# PROBLEM REQUIREMENTS
Reproduce all entries word for word.

— start —

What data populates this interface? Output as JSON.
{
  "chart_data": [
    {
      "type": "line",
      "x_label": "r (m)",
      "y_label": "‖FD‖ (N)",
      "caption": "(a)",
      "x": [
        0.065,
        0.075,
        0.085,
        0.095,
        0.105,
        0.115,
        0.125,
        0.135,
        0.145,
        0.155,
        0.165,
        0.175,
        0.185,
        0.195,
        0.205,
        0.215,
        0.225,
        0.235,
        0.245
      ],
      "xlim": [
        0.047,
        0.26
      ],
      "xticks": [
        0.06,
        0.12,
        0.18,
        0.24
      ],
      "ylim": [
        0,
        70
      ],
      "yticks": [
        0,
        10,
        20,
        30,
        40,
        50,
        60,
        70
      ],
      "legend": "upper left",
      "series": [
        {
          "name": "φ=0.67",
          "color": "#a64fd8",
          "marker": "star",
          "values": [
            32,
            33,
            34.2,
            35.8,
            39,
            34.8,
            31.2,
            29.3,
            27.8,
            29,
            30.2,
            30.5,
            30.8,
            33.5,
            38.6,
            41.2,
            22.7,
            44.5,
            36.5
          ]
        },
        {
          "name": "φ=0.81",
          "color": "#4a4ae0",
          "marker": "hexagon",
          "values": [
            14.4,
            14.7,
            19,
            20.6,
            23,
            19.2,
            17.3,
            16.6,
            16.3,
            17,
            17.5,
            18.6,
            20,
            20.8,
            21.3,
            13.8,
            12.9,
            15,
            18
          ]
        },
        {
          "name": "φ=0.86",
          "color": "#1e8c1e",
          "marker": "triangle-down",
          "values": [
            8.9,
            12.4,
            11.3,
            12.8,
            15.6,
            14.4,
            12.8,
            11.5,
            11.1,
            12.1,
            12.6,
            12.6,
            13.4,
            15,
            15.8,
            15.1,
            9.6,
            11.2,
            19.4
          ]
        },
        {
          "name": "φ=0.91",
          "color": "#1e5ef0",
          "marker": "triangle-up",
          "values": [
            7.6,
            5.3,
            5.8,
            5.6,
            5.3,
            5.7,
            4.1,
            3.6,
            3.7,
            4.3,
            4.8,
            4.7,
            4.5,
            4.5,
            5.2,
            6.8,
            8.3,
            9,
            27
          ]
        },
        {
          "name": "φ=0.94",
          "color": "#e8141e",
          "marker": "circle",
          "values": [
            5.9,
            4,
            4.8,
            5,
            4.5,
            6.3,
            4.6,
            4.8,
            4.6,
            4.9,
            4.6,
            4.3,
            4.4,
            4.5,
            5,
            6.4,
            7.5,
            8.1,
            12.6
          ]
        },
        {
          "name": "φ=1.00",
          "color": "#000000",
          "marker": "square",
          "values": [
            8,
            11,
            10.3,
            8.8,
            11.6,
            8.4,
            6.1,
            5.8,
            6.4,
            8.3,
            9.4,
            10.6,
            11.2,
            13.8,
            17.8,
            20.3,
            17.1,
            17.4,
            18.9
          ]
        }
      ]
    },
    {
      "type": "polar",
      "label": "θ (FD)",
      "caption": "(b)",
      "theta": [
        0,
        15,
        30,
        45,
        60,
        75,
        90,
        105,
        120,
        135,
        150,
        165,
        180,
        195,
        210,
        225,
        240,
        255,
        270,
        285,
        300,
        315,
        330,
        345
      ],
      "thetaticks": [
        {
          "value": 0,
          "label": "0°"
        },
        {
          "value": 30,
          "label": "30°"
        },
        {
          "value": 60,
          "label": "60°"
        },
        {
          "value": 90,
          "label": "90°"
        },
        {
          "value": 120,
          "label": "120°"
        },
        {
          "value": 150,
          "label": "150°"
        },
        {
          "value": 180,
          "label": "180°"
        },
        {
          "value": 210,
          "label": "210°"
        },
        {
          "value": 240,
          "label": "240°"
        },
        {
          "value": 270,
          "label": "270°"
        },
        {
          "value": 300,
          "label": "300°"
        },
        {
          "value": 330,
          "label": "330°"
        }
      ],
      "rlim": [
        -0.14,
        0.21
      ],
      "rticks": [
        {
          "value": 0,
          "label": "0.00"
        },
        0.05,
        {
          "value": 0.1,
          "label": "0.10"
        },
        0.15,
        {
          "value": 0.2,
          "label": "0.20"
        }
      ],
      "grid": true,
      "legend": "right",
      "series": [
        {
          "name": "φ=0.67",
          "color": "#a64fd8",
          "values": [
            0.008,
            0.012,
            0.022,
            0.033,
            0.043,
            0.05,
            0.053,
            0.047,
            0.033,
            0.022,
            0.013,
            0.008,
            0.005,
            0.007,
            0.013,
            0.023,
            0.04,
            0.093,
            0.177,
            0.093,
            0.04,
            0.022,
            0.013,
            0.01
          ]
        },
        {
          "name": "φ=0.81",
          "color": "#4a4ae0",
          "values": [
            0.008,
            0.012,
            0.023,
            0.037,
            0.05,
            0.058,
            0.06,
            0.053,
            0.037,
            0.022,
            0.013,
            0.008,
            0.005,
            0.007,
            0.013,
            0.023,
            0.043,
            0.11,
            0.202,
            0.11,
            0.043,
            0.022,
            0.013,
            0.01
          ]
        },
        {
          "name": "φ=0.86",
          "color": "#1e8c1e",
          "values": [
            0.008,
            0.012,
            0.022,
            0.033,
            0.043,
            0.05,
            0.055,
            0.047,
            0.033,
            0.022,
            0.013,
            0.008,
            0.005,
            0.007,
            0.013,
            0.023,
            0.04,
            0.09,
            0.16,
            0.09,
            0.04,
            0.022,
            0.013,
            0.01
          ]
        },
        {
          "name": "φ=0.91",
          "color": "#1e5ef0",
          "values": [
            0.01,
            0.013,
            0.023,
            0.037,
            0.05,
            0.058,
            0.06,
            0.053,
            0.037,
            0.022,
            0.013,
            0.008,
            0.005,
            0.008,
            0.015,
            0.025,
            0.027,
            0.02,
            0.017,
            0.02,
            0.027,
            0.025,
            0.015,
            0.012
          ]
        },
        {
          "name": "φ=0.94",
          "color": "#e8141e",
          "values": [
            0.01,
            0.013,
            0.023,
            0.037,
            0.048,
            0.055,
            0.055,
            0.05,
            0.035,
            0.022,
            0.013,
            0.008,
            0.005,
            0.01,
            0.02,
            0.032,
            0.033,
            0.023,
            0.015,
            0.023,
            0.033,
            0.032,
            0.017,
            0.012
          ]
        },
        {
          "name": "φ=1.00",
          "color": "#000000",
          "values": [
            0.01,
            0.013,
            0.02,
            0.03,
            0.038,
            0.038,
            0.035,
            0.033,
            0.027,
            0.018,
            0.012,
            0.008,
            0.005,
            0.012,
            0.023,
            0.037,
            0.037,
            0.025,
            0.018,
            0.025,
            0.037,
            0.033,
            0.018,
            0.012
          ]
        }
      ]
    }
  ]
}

— end —

# OUTPUT
What data populates this interface? Output as JSON.
{
  "chart_data": [
    {
      "type": "line",
      "x_label": "r (m)",
      "y_label": "‖FD‖ (N)",
      "caption": "(a)",
      "x": [
        0.065,
        0.075,
        0.085,
        0.095,
        0.105,
        0.115,
        0.125,
        0.135,
        0.145,
        0.155,
        0.165,
        0.175,
        0.185,
        0.195,
        0.205,
        0.215,
        0.225,
        0.235,
        0.245
      ],
      "xlim": [
        0.047,
        0.26
      ],
      "xticks": [
        0.06,
        0.12,
        0.18,
        0.24
      ],
      "ylim": [
        0,
        70
      ],
      "yticks": [
        0,
        10,
        20,
        30,
        40,
        50,
        60,
        70
      ],
      "legend": "upper left",
      "series": [
        {
          "name": "φ=0.67",
          "color": "#a64fd8",
          "marker": "star",
          "values": [
            32,
            33,
            34.2,
            35.8,
            39,
            34.8,
            31.2,
            29.3,
            27.8,
            29,
            30.2,
            30.5,
            30.8,
            33.5,
            38.6,
            41.2,
            22.7,
            44.5,
            36.5
          ]
        },
        {
          "name": "φ=0.81",
          "color": "#4a4ae0",
          "marker": "hexagon",
          "values": [
            14.4,
            14.7,
            19,
            20.6,
            23,
            19.2,
            17.3,
            16.6,
            16.3,
            17,
            17.5,
            18.6,
            20,
            20.8,
            21.3,
            13.8,
            12.9,
            15,
            18
          ]
        },
        {
          "name": "φ=0.86",
          "color": "#1e8c1e",
          "marker": "triangle-down",
          "values": [
            8.9,
            12.4,
            11.3,
            12.8,
            15.6,
            14.4,
            12.8,
            11.5,
            11.1,
            12.1,
            12.6,
            12.6,
            13.4,
            15,
            15.8,
            15.1,
            9.6,
            11.2,
            19.4
          ]
        },
        {
          "name": "φ=0.91",
          "color": "#1e5ef0",
          "marker": "triangle-up",
          "values": [
            7.6,
            5.3,
            5.8,
            5.6,
            5.3,
            5.7,
            4.1,
            3.6,
            3.7,
            4.3,
            4.8,
            4.7,
            4.5,
            4.5,
            5.2,
            6.8,
            8.3,
            9,
            27
          ]
        },
        {
          "name": "φ=0.94",
          "color": "#e8141e",
          "marker": "circle",
          "values": [
            5.9,
            4,
            4.8,
            5,
            4.5,
            6.3,
            4.6,
            4.8,
            4.6,
            4.9,
            4.6,
            4.3,
            4.4,
            4.5,
            5,
            6.4,
            7.5,
            8.1,
            12.6
          ]
        },
        {
          "name": "φ=1.00",
          "color": "#000000",
          "marker": "square",
          "values": [
            8,
            11,
            10.3,
            8.8,
            11.6,
            8.4,
            6.1,
            5.8,
            6.4,
            8.3,
            9.4,
            10.6,
            11.2,
            13.8,
            17.8,
            20.3,
            17.1,
            17.4,
            18.9
          ]
        }
      ]
    },
    {
      "type": "polar",
      "label": "θ (FD)",
      "caption": "(b)",
      "theta": [
        0,
        15,
        30,
        45,
        60,
        75,
        90,
        105,
        120,
        135,
        150,
        165,
        180,
        195,
        210,
        225,
        240,
        255,
        270,
        285,
        300,
        315,
        330,
        345
      ],
      "thetaticks": [
        {
          "value": 0,
          "label": "0°"
        },
        {
          "value": 30,
          "label": "30°"
        },
        {
          "value": 60,
          "label": "60°"
        },
        {
          "value": 90,
          "label": "90°"
        },
        {
          "value": 120,
          "label": "120°"
        },
        {
          "value": 150,
          "label": "150°"
        },
        {
          "value": 180,
          "label": "180°"
        },
        {
          "value": 210,
          "label": "210°"
        },
        {
          "value": 240,
          "label": "240°"
        },
        {
          "value": 270,
          "label": "270°"
        },
        {
          "value": 300,
          "label": "300°"
        },
        {
          "value": 330,
          "label": "330°"
        }
      ],
      "rlim": [
        -0.14,
        0.21
      ],
      "rticks": [
        {
          "value": 0,
          "label": "0.00"
        },
        0.05,
        {
          "value": 0.1,
          "label": "0.10"
        },
        0.15,
        {
          "value": 0.2,
          "label": "0.20"
        }
      ],
      "grid": true,
      "legend": "right",
      "series": [
        {
          "name": "φ=0.67",
          "color": "#a64fd8",
          "values": [
            0.008,
            0.012,
            0.022,
            0.033,
            0.043,
            0.05,
            0.053,
            0.047,
            0.033,
            0.022,
            0.013,
            0.008,
            0.005,
            0.007,
            0.013,
            0.023,
            0.04,
            0.093,
            0.177,
            0.093,
            0.04,
            0.022,
            0.013,
            0.01
          ]
        },
        {
          "name": "φ=0.81",
          "color": "#4a4ae0",
          "values": [
            0.008,
            0.012,
            0.023,
            0.037,
            0.05,
            0.058,
            0.06,
            0.053,
            0.037,
            0.022,
            0.013,
            0.008,
            0.005,
            0.007,
            0.013,
            0.023,
            0.043,
            0.11,
            0.202,
            0.11,
            0.043,
            0.022,
            0.013,
            0.01
          ]
        },
        {
          "name": "φ=0.86",
          "color": "#1e8c1e",
          "values": [
            0.008,
            0.012,
            0.022,
            0.033,
            0.043,
            0.05,
            0.055,
            0.047,
            0.033,
            0.022,
            0.013,
            0.008,
            0.005,
            0.007,
            0.013,
            0.023,
            0.04,
            0.09,
            0.16,
            0.09,
            0.04,
            0.022,
            0.013,
            0.01
          ]
        },
        {
          "name": "φ=0.91",
          "color": "#1e5ef0",
          "values": [
            0.01,
            0.013,
            0.023,
            0.037,
            0.05,
            0.058,
            0.06,
            0.053,
            0.037,
            0.022,
            0.013,
            0.008,
            0.005,
            0.008,
            0.015,
            0.025,
            0.027,
            0.02,
            0.017,
            0.02,
            0.027,
            0.025,
            0.015,
            0.012
          ]
        },
        {
          "name": "φ=0.94",
          "color": "#e8141e",
          "values": [
            0.01,
            0.013,
            0.023,
            0.037,
            0.048,
            0.055,
            0.055,
            0.05,
            0.035,
            0.022,
            0.013,
            0.008,
            0.005,
            0.01,
            0.02,
            0.032,
            0.033,
            0.023,
            0.015,
            0.023,
            0.033,
            0.032,
            0.017,
            0.012
          ]
        },
        {
          "name": "φ=1.00",
          "color": "#000000",
          "values": [
            0.01,
            0.013,
            0.02,
            0.03,
            0.038,
            0.038,
            0.035,
            0.033,
            0.027,
            0.018,
            0.012,
            0.008,
            0.005,
            0.012,
            0.023,
            0.037,
            0.037,
            0.025,
            0.018,
            0.025,
            0.037,
            0.033,
            0.018,
            0.012
          ]
        }
      ]
    }
  ]
}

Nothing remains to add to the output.